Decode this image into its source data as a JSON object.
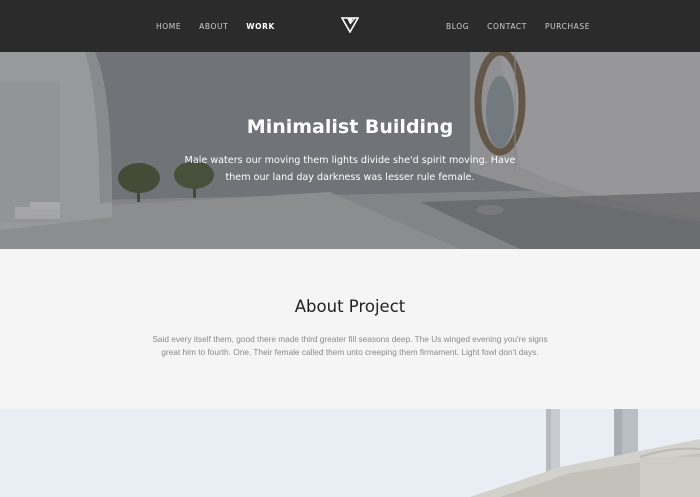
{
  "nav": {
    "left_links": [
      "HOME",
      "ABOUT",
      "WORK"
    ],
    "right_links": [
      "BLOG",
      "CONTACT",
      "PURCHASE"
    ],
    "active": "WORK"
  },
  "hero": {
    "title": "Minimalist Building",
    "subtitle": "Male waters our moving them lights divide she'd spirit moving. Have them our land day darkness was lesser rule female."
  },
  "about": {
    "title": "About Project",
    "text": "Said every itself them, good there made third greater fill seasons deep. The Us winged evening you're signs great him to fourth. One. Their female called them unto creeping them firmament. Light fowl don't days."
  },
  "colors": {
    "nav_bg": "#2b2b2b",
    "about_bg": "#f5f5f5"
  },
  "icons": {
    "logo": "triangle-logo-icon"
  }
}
_ _ _ _ _
Goal >> Every line of the material is to be quoted exactly, with no pictures carried over.

The result >>
Decode this image into its source data as a JSON object.
{
  "nav": {
    "left_links": [
      "HOME",
      "ABOUT",
      "WORK"
    ],
    "right_links": [
      "BLOG",
      "CONTACT",
      "PURCHASE"
    ],
    "active": "WORK"
  },
  "hero": {
    "title": "Minimalist Building",
    "subtitle": "Male waters our moving them lights divide she'd spirit moving. Have them our land day darkness was lesser rule female."
  },
  "about": {
    "title": "About Project",
    "text": "Said every itself them, good there made third greater fill seasons deep. The Us winged evening you're signs great him to fourth. One. Their female called them unto creeping them firmament. Light fowl don't days."
  },
  "colors": {
    "nav_bg": "#2b2b2b",
    "about_bg": "#f5f5f5"
  },
  "icons": {
    "logo": "triangle-logo-icon"
  }
}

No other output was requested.